TO DO
Retype every entry word for word.

····················

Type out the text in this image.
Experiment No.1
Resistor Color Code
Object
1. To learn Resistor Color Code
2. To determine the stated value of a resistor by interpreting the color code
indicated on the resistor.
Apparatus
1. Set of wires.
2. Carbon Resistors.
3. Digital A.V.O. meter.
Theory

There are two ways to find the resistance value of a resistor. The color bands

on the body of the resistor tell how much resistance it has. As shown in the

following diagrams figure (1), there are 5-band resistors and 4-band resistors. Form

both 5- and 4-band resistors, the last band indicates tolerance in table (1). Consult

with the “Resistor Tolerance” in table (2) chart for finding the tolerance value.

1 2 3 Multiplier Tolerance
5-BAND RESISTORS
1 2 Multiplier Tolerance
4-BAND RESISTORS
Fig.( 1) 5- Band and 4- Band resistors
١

····················

OUTPUT FOR THIS TASK
Type out the text in this image.
Experiment No.1
Resistor Color Code
Object
1. To learn Resistor Color Code
2. To determine the stated value of a resistor by interpreting the color code
indicated on the resistor.
Apparatus
1. Set of wires.
2. Carbon Resistors.
3. Digital A.V.O. meter.
Theory

There are two ways to find the resistance value of a resistor. The color bands

on the body of the resistor tell how much resistance it has. As shown in the

following diagrams figure (1), there are 5-band resistors and 4-band resistors. Form

both 5- and 4-band resistors, the last band indicates tolerance in table (1). Consult

with the “Resistor Tolerance” in table (2) chart for finding the tolerance value.

1 2 3 Multiplier Tolerance
5-BAND RESISTORS
1 2 Multiplier Tolerance
4-BAND RESISTORS
Fig.( 1) 5- Band and 4- Band resistors
١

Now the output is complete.